Scan the lines and state how many carry "chevron". Leave out everything but the number.

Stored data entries
= = = =
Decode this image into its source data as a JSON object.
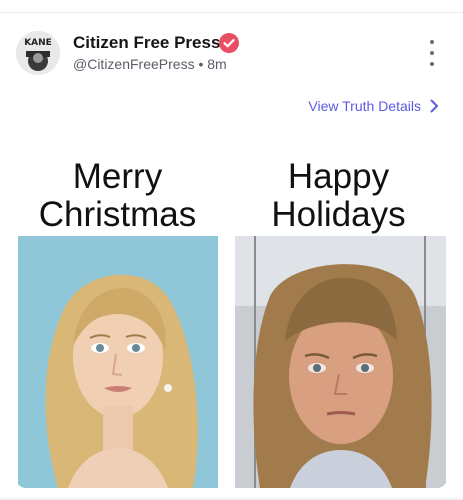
{
  "post": {
    "author_name": "Citizen Free Press",
    "handle": "@CitizenFreePress",
    "separator": "•",
    "time_ago": "8m",
    "avatar_text": "KANE",
    "verified_icon": "verified-badge-icon",
    "more_icon": "more-vertical-icon",
    "details_link": "View Truth Details",
    "details_icon": "chevron-right-icon"
  },
  "meme": {
    "left_caption_line1": "Merry",
    "left_caption_line2": "Christmas",
    "right_caption_line1": "Happy",
    "right_caption_line2": "Holidays"
  },
  "colors": {
    "accent": "#5e5be3",
    "verified": "#e94f64",
    "text": "#16161a",
    "muted": "#5d5d69"
  }
}
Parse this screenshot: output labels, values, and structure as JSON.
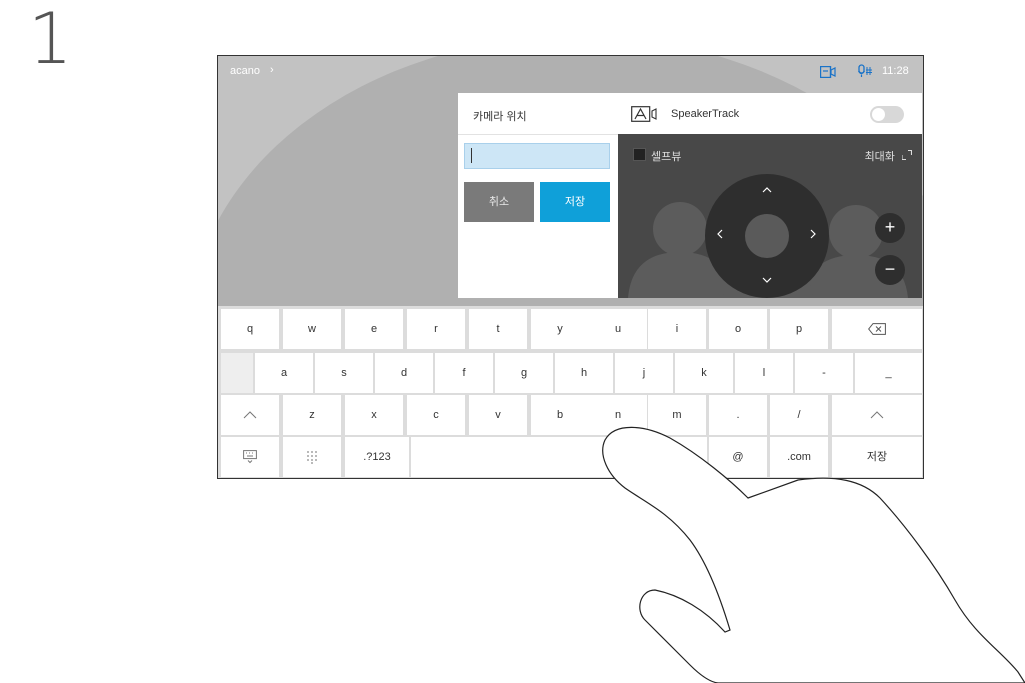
{
  "step": "1",
  "statusbar": {
    "brand": "acano",
    "chevron": "›",
    "clock": "11:28"
  },
  "camera_panel": {
    "title": "카메라 위치",
    "input_value": "",
    "cancel_label": "취소",
    "save_label": "저장"
  },
  "speakertrack_panel": {
    "label": "SpeakerTrack",
    "toggle_on": false,
    "selfview_label": "셀프뷰",
    "maximize_label": "최대화",
    "dpad": {
      "up": "^",
      "down": "v",
      "left": "<",
      "right": ">"
    },
    "zoom_in": "+",
    "zoom_out": "−"
  },
  "keyboard": {
    "row1": [
      "q",
      "w",
      "e",
      "r",
      "t",
      "y",
      "u",
      "i",
      "o",
      "p"
    ],
    "row2": [
      "a",
      "s",
      "d",
      "f",
      "g",
      "h",
      "j",
      "k",
      "l",
      "-",
      "_"
    ],
    "row3": [
      "z",
      "x",
      "c",
      "v",
      "b",
      "n",
      "m",
      ".",
      "/"
    ],
    "row4": {
      "numbers": ".?123",
      "at": "@",
      "com": ".com",
      "save": "저장"
    }
  },
  "colors": {
    "accent": "#0fa0d9",
    "cancel": "#7a7a7a",
    "panel_dark": "#484848",
    "keyboard_bg": "#dcdcdc",
    "input_bg": "#cde6f6"
  },
  "icons": {
    "camera": "camera-icon",
    "mic": "microphone-icon",
    "speakertrack": "speakertrack-icon",
    "backspace": "backspace-icon",
    "shift": "shift-icon",
    "hide_keyboard": "keyboard-hide-icon",
    "dial": "dial-grid-icon",
    "maximize": "maximize-icon"
  }
}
= = = =
**Exercise result**
2